**Your goal**
Work through the data below and give the number of lines holding "Mean", nothing more.

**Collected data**

-----

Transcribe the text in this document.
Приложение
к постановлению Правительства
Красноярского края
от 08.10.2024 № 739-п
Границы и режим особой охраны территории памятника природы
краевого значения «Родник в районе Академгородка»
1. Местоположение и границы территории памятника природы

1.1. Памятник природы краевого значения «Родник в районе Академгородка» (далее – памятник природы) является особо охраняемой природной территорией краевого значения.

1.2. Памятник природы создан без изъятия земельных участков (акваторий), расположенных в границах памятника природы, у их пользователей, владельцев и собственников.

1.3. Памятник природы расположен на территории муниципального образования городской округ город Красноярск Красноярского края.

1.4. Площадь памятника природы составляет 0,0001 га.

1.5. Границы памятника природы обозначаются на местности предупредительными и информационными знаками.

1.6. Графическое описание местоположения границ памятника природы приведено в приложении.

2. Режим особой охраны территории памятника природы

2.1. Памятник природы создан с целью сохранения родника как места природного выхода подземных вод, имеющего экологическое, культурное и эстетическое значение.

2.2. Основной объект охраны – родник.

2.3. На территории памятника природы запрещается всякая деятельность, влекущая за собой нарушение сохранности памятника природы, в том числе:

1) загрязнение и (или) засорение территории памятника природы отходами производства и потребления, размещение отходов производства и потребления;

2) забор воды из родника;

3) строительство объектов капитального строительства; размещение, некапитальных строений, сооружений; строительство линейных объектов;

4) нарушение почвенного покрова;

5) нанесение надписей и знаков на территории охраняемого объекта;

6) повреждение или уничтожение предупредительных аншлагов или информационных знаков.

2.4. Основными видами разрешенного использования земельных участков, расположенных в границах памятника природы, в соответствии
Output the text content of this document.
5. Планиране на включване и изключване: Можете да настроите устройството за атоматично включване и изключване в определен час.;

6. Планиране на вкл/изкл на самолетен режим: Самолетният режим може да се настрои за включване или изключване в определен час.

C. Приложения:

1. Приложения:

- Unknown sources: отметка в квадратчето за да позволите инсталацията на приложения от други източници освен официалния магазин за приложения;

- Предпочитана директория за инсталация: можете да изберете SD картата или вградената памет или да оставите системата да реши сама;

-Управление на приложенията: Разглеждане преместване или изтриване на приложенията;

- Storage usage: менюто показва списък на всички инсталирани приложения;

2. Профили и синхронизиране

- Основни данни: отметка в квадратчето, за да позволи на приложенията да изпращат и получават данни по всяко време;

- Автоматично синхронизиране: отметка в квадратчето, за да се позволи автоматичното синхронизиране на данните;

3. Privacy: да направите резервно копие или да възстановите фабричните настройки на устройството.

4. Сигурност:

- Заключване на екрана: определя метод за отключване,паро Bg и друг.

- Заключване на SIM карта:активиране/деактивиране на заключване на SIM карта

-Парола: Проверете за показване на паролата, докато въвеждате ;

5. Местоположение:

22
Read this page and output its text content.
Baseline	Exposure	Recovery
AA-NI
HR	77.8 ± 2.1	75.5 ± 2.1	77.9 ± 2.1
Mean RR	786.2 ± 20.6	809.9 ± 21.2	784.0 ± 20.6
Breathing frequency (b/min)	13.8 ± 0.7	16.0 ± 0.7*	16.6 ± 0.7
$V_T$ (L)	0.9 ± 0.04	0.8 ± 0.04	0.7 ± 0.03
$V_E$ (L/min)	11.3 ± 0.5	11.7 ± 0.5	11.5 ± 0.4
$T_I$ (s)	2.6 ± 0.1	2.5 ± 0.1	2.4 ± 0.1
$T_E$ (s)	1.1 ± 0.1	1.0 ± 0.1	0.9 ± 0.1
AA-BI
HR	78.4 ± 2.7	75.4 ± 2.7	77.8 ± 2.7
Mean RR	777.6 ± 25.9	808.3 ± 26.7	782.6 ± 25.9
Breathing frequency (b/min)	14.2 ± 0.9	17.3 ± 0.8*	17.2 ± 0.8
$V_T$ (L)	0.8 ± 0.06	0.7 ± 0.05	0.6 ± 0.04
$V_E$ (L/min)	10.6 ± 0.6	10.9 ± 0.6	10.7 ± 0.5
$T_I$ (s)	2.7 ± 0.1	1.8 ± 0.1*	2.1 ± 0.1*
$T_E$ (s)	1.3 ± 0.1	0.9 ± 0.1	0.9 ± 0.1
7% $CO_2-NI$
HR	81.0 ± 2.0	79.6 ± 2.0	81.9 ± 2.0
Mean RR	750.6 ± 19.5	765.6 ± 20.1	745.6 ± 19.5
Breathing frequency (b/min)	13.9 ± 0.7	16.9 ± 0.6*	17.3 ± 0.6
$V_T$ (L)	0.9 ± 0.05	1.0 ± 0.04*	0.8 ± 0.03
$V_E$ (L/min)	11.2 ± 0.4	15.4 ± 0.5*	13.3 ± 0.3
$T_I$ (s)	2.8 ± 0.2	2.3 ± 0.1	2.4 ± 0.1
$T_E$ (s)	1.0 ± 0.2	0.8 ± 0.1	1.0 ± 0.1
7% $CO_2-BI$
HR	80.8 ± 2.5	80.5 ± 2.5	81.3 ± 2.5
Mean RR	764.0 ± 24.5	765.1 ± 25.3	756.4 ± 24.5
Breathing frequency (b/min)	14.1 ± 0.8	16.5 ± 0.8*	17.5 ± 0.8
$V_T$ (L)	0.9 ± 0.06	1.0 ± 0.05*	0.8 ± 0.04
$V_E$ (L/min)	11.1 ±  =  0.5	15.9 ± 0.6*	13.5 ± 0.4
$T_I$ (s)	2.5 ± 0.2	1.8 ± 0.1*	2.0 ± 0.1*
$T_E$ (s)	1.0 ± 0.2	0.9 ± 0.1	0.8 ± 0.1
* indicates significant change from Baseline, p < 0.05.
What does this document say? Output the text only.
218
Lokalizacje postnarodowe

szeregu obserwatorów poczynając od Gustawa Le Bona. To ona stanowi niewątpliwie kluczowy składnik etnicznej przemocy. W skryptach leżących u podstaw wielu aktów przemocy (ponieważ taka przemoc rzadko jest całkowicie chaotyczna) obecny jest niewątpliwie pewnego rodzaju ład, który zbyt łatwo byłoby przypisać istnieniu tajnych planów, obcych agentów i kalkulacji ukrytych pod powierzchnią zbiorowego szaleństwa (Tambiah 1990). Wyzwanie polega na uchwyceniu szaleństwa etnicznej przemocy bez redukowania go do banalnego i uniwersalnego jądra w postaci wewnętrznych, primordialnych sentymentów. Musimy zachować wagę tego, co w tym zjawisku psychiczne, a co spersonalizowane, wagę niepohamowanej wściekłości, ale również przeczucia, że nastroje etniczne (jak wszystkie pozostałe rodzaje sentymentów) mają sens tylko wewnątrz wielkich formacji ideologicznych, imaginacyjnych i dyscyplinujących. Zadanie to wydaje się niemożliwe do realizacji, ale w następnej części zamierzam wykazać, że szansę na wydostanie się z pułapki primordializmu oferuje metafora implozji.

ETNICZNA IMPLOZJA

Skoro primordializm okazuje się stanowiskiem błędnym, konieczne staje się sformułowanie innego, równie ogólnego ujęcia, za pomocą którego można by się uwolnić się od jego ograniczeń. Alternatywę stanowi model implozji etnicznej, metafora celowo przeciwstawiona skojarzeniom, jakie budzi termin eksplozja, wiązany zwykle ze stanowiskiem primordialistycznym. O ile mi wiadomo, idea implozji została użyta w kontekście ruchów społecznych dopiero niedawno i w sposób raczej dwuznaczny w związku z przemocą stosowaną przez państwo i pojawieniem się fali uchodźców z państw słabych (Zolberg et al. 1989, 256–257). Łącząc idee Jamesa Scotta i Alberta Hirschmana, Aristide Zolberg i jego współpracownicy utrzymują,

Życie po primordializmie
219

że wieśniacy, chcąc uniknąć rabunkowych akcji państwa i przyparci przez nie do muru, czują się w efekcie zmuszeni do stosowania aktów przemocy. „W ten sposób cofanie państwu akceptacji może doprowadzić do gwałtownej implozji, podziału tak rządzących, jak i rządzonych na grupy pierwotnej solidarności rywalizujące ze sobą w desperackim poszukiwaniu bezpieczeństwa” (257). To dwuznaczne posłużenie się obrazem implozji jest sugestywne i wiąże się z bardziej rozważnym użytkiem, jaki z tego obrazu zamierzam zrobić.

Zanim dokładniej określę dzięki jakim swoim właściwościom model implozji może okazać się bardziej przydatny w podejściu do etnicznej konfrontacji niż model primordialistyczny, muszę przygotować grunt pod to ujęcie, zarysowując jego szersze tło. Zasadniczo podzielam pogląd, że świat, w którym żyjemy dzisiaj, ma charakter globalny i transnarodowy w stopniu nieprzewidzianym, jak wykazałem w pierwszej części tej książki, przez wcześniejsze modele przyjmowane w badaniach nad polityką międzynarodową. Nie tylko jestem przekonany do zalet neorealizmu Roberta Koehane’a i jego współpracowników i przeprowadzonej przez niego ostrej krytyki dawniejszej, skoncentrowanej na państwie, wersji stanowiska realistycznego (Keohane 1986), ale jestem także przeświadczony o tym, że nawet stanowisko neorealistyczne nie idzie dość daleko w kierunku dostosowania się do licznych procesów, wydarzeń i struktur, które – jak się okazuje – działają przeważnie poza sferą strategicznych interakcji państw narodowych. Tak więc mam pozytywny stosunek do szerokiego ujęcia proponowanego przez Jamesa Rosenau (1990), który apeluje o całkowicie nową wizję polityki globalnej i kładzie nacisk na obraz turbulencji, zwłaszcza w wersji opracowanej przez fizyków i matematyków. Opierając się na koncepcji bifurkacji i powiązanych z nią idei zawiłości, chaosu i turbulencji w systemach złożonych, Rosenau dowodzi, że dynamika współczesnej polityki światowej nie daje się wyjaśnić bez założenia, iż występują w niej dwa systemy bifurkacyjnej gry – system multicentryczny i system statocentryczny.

-----

**Written reply**
4